====== Task material

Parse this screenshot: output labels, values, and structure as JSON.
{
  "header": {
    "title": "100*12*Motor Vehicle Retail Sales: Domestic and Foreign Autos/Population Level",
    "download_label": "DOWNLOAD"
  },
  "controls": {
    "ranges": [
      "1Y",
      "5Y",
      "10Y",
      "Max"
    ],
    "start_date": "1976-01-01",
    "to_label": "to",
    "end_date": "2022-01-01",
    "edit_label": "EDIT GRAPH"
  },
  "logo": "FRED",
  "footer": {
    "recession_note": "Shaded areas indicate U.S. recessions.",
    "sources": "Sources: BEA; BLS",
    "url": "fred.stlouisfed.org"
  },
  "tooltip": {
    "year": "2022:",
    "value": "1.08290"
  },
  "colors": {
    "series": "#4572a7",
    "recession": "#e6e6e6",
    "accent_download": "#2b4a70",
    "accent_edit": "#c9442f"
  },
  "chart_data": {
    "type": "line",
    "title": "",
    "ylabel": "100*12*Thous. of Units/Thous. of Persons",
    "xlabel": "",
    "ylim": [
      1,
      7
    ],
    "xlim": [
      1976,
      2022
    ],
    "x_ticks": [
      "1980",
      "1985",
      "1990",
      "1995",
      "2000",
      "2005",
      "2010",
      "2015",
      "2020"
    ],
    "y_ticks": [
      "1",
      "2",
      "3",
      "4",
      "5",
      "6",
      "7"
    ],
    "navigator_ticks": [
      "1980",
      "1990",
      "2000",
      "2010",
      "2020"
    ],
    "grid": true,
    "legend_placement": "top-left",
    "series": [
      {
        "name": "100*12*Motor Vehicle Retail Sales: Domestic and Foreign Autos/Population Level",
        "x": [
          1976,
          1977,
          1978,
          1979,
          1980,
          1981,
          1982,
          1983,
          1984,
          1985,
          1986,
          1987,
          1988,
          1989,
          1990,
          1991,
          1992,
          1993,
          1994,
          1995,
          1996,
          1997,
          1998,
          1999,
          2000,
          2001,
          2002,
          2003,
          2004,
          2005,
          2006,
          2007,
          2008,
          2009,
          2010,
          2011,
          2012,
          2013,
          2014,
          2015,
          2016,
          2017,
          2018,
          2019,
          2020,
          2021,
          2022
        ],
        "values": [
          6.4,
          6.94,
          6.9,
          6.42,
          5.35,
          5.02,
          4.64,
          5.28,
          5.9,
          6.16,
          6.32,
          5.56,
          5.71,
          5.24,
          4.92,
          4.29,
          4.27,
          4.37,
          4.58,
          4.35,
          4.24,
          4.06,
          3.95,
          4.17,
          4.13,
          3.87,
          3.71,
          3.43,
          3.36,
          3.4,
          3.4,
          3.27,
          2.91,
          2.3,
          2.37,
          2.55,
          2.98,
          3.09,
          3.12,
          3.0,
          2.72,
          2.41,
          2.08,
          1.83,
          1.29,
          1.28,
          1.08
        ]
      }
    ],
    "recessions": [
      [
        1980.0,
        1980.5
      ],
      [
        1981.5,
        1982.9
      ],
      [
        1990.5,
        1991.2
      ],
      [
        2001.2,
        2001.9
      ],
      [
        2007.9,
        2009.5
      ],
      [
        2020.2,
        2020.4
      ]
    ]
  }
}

============

Exact output of every entry is required.

Parse this screenshot: output labels, values, and structure as JSON.
{
  "header": {
    "title": "100*12*Motor Vehicle Retail Sales: Domestic and Foreign Autos/Population Level",
    "download_label": "DOWNLOAD"
  },
  "controls": {
    "ranges": [
      "1Y",
      "5Y",
      "10Y",
      "Max"
    ],
    "start_date": "1976-01-01",
    "to_label": "to",
    "end_date": "2022-01-01",
    "edit_label": "EDIT GRAPH"
  },
  "logo": "FRED",
  "footer": {
    "recession_note": "Shaded areas indicate U.S. recessions.",
    "sources": "Sources: BEA; BLS",
    "url": "fred.stlouisfed.org"
  },
  "tooltip": {
    "year": "2022:",
    "value": "1.08290"
  },
  "colors": {
    "series": "#4572a7",
    "recession": "#e6e6e6",
    "accent_download": "#2b4a70",
    "accent_edit": "#c9442f"
  },
  "chart_data": {
    "type": "line",
    "title": "",
    "ylabel": "100*12*Thous. of Units/Thous. of Persons",
    "xlabel": "",
    "ylim": [
      1,
      7
    ],
    "xlim": [
      1976,
      2022
    ],
    "x_ticks": [
      "1980",
      "1985",
      "1990",
      "1995",
      "2000",
      "2005",
      "2010",
      "2015",
      "2020"
    ],
    "y_ticks": [
      "1",
      "2",
      "3",
      "4",
      "5",
      "6",
      "7"
    ],
    "navigator_ticks": [
      "1980",
      "1990",
      "2000",
      "2010",
      "2020"
    ],
    "grid": true,
    "legend_placement": "top-left",
    "series": [
      {
        "name": "100*12*Motor Vehicle Retail Sales: Domestic and Foreign Autos/Population Level",
        "x": [
          1976,
          1977,
          1978,
          1979,
          1980,
          1981,
          1982,
          1983,
          1984,
          1985,
          1986,
          1987,
          1988,
          1989,
          1990,
          1991,
          1992,
          1993,
          1994,
          1995,
          1996,
          1997,
          1998,
          1999,
          2000,
          2001,
          2002,
          2003,
          2004,
          2005,
          2006,
          2007,
          2008,
          2009,
          2010,
          2011,
          2012,
          2013,
          2014,
          2015,
          2016,
          2017,
          2018,
          2019,
          2020,
          2021,
          2022
        ],
        "values": [
          6.4,
          6.94,
          6.9,
          6.42,
          5.35,
          5.02,
          4.64,
          5.28,
          5.9,
          6.16,
          6.32,
          5.56,
          5.71,
          5.24,
          4.92,
          4.29,
          4.27,
          4.37,
          4.58,
          4.35,
          4.24,
          4.06,
          3.95,
          4.17,
          4.13,
          3.87,
          3.71,
          3.43,
          3.36,
          3.4,
          3.4,
          3.27,
          2.91,
          2.3,
          2.37,
          2.55,
          2.98,
          3.09,
          3.12,
          3.0,
          2.72,
          2.41,
          2.08,
          1.83,
          1.29,
          1.28,
          1.08
        ]
      }
    ],
    "recessions": [
      [
        1980.0,
        1980.5
      ],
      [
        1981.5,
        1982.9
      ],
      [
        1990.5,
        1991.2
      ],
      [
        2001.2,
        2001.9
      ],
      [
        2007.9,
        2009.5
      ],
      [
        2020.2,
        2020.4
      ]
    ]
  }
}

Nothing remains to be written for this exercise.